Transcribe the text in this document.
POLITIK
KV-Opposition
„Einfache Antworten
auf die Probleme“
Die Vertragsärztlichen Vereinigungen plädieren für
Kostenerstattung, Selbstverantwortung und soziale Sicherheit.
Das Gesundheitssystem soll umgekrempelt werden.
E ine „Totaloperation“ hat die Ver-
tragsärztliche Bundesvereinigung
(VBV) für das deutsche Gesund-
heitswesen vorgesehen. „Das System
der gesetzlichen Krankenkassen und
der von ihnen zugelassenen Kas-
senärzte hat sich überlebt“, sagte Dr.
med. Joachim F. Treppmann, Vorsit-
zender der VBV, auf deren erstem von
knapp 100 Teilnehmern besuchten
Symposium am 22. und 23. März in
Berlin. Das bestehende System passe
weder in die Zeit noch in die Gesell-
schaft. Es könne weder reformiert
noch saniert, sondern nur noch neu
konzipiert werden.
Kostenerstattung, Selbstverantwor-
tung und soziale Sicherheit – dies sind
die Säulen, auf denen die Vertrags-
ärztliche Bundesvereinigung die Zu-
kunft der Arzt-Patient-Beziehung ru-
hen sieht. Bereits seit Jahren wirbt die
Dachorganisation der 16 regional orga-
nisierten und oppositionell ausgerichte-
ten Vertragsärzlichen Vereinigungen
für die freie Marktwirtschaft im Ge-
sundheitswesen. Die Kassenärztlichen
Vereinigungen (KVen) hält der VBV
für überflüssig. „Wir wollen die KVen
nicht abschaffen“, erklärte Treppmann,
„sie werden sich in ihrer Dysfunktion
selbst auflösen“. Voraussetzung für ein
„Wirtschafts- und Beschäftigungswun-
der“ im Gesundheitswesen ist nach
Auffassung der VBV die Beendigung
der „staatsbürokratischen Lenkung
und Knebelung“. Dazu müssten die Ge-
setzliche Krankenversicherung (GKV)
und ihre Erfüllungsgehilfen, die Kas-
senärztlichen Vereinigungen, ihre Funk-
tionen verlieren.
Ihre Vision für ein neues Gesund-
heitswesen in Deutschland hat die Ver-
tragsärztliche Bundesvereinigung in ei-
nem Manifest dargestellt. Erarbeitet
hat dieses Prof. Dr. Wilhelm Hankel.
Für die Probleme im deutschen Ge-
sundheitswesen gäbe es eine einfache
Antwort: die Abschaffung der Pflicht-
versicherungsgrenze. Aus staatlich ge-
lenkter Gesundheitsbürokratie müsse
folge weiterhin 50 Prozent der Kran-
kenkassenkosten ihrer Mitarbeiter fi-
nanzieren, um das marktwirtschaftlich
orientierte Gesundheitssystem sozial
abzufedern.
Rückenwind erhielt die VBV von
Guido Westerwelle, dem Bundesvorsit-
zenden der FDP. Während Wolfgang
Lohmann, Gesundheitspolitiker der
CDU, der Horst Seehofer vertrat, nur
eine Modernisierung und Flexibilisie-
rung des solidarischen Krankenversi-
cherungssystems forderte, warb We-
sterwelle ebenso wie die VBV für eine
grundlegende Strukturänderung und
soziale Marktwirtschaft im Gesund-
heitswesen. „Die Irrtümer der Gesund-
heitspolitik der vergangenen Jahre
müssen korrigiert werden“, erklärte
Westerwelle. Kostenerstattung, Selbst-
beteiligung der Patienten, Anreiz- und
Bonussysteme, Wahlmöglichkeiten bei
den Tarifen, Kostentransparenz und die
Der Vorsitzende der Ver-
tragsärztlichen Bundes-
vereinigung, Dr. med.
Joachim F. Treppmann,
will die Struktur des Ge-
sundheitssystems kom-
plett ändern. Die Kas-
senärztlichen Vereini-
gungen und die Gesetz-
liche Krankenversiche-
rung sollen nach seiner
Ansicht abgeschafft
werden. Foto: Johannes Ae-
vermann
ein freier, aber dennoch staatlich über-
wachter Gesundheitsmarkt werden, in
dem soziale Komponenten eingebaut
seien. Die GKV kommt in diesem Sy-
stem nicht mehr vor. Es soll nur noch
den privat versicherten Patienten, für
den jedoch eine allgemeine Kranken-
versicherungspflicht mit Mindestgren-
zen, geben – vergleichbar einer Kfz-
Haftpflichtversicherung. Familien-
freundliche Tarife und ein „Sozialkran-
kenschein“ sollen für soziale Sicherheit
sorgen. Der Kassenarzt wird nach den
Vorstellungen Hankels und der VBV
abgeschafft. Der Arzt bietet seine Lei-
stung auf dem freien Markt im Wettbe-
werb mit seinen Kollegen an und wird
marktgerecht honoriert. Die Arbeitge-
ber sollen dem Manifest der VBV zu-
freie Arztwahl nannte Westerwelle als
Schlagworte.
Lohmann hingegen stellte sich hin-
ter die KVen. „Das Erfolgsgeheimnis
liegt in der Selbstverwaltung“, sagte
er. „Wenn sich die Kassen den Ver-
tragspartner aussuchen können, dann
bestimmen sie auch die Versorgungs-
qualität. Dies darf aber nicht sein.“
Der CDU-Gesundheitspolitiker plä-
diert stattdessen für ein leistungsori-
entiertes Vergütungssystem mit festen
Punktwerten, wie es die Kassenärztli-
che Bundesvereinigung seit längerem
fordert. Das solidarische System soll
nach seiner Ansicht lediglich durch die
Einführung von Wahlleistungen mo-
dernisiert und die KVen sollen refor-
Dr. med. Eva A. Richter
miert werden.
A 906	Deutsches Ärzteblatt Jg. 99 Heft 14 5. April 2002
########################################
What is required: Set down the entries above again, word for word.

Written answer:
Transcribe the text in this document.
POLITIK
KV-Opposition
„Einfache Antworten
auf die Probleme“
Die Vertragsärztlichen Vereinigungen plädieren für
Kostenerstattung, Selbstverantwortung und soziale Sicherheit.
Das Gesundheitssystem soll umgekrempelt werden.
E ine „Totaloperation“ hat die Ver-
tragsärztliche Bundesvereinigung
(VBV) für das deutsche Gesund-
heitswesen vorgesehen. „Das System
der gesetzlichen Krankenkassen und
der von ihnen zugelassenen Kas-
senärzte hat sich überlebt“, sagte Dr.
med. Joachim F. Treppmann, Vorsit-
zender der VBV, auf deren erstem von
knapp 100 Teilnehmern besuchten
Symposium am 22. und 23. März in
Berlin. Das bestehende System passe
weder in die Zeit noch in die Gesell-
schaft. Es könne weder reformiert
noch saniert, sondern nur noch neu
konzipiert werden.
Kostenerstattung, Selbstverantwor-
tung und soziale Sicherheit – dies sind
die Säulen, auf denen die Vertrags-
ärztliche Bundesvereinigung die Zu-
kunft der Arzt-Patient-Beziehung ru-
hen sieht. Bereits seit Jahren wirbt die
Dachorganisation der 16 regional orga-
nisierten und oppositionell ausgerichte-
ten Vertragsärzlichen Vereinigungen
für die freie Marktwirtschaft im Ge-
sundheitswesen. Die Kassenärztlichen
Vereinigungen (KVen) hält der VBV
für überflüssig. „Wir wollen die KVen
nicht abschaffen“, erklärte Treppmann,
„sie werden sich in ihrer Dysfunktion
selbst auflösen“. Voraussetzung für ein
„Wirtschafts- und Beschäftigungswun-
der“ im Gesundheitswesen ist nach
Auffassung der VBV die Beendigung
der „staatsbürokratischen Lenkung
und Knebelung“. Dazu müssten die Ge-
setzliche Krankenversicherung (GKV)
und ihre Erfüllungsgehilfen, die Kas-
senärztlichen Vereinigungen, ihre Funk-
tionen verlieren.
Ihre Vision für ein neues Gesund-
heitswesen in Deutschland hat die Ver-
tragsärztliche Bundesvereinigung in ei-
nem Manifest dargestellt. Erarbeitet
hat dieses Prof. Dr. Wilhelm Hankel.
Für die Probleme im deutschen Ge-
sundheitswesen gäbe es eine einfache
Antwort: die Abschaffung der Pflicht-
versicherungsgrenze. Aus staatlich ge-
lenkter Gesundheitsbürokratie müsse
folge weiterhin 50 Prozent der Kran-
kenkassenkosten ihrer Mitarbeiter fi-
nanzieren, um das marktwirtschaftlich
orientierte Gesundheitssystem sozial
abzufedern.
Rückenwind erhielt die VBV von
Guido Westerwelle, dem Bundesvorsit-
zenden der FDP. Während Wolfgang
Lohmann, Gesundheitspolitiker der
CDU, der Horst Seehofer vertrat, nur
eine Modernisierung und Flexibilisie-
rung des solidarischen Krankenversi-
cherungssystems forderte, warb We-
sterwelle ebenso wie die VBV für eine
grundlegende Strukturänderung und
soziale Marktwirtschaft im Gesund-
heitswesen. „Die Irrtümer der Gesund-
heitspolitik der vergangenen Jahre
müssen korrigiert werden“, erklärte
Westerwelle. Kostenerstattung, Selbst-
beteiligung der Patienten, Anreiz- und
Bonussysteme, Wahlmöglichkeiten bei
den Tarifen, Kostentransparenz und die
Der Vorsitzende der Ver-
tragsärztlichen Bundes-
vereinigung, Dr. med.
Joachim F. Treppmann,
will die Struktur des Ge-
sundheitssystems kom-
plett ändern. Die Kas-
senärztlichen Vereini-
gungen und die Gesetz-
liche Krankenversiche-
rung sollen nach seiner
Ansicht abgeschafft
werden. Foto: Johannes Ae-
vermann
ein freier, aber dennoch staatlich über-
wachter Gesundheitsmarkt werden, in
dem soziale Komponenten eingebaut
seien. Die GKV kommt in diesem Sy-
stem nicht mehr vor. Es soll nur noch
den privat versicherten Patienten, für
den jedoch eine allgemeine Kranken-
versicherungspflicht mit Mindestgren-
zen, geben – vergleichbar einer Kfz-
Haftpflichtversicherung. Familien-
freundliche Tarife und ein „Sozialkran-
kenschein“ sollen für soziale Sicherheit
sorgen. Der Kassenarzt wird nach den
Vorstellungen Hankels und der VBV
abgeschafft. Der Arzt bietet seine Lei-
stung auf dem freien Markt im Wettbe-
werb mit seinen Kollegen an und wird
marktgerecht honoriert. Die Arbeitge-
ber sollen dem Manifest der VBV zu-
freie Arztwahl nannte Westerwelle als
Schlagworte.
Lohmann hingegen stellte sich hin-
ter die KVen. „Das Erfolgsgeheimnis
liegt in der Selbstverwaltung“, sagte
er. „Wenn sich die Kassen den Ver-
tragspartner aussuchen können, dann
bestimmen sie auch die Versorgungs-
qualität. Dies darf aber nicht sein.“
Der CDU-Gesundheitspolitiker plä-
diert stattdessen für ein leistungsori-
entiertes Vergütungssystem mit festen
Punktwerten, wie es die Kassenärztli-
che Bundesvereinigung seit längerem
fordert. Das solidarische System soll
nach seiner Ansicht lediglich durch die
Einführung von Wahlleistungen mo-
dernisiert und die KVen sollen refor-
Dr. med. Eva A. Richter
miert werden.
A 906	Deutsches Ärzteblatt Jg. 99 Heft 14 5. April 2002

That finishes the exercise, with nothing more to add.